What is expected = Repeat the entire listing exactly as written.

*** Items ***

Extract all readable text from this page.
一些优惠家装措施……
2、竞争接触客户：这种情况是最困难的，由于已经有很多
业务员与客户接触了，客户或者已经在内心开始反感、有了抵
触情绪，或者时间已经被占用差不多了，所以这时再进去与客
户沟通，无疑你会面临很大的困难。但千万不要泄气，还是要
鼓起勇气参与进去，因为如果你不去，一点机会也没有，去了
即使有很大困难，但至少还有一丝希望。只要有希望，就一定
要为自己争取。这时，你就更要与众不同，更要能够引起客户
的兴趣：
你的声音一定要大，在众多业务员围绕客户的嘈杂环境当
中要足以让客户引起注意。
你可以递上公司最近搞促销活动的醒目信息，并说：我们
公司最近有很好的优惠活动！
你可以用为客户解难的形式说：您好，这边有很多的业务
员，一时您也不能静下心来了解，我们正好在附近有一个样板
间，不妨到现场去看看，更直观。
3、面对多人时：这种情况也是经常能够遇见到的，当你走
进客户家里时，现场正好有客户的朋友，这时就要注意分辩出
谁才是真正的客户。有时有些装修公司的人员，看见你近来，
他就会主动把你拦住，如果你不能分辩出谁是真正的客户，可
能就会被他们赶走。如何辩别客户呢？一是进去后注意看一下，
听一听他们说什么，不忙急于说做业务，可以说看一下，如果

***

The result =
Extract all readable text from this page.
一些优惠家装措施……
2、竞争接触客户：这种情况是最困难的，由于已经有很多
业务员与客户接触了，客户或者已经在内心开始反感、有了抵
触情绪，或者时间已经被占用差不多了，所以这时再进去与客
户沟通，无疑你会面临很大的困难。但千万不要泄气，还是要
鼓起勇气参与进去，因为如果你不去，一点机会也没有，去了
即使有很大困难，但至少还有一丝希望。只要有希望，就一定
要为自己争取。这时，你就更要与众不同，更要能够引起客户
的兴趣：
你的声音一定要大，在众多业务员围绕客户的嘈杂环境当
中要足以让客户引起注意。
你可以递上公司最近搞促销活动的醒目信息，并说：我们
公司最近有很好的优惠活动！
你可以用为客户解难的形式说：您好，这边有很多的业务
员，一时您也不能静下心来了解，我们正好在附近有一个样板
间，不妨到现场去看看，更直观。
3、面对多人时：这种情况也是经常能够遇见到的，当你走
进客户家里时，现场正好有客户的朋友，这时就要注意分辩出
谁才是真正的客户。有时有些装修公司的人员，看见你近来，
他就会主动把你拦住，如果你不能分辩出谁是真正的客户，可
能就会被他们赶走。如何辩别客户呢？一是进去后注意看一下，
听一听他们说什么，不忙急于说做业务，可以说看一下，如果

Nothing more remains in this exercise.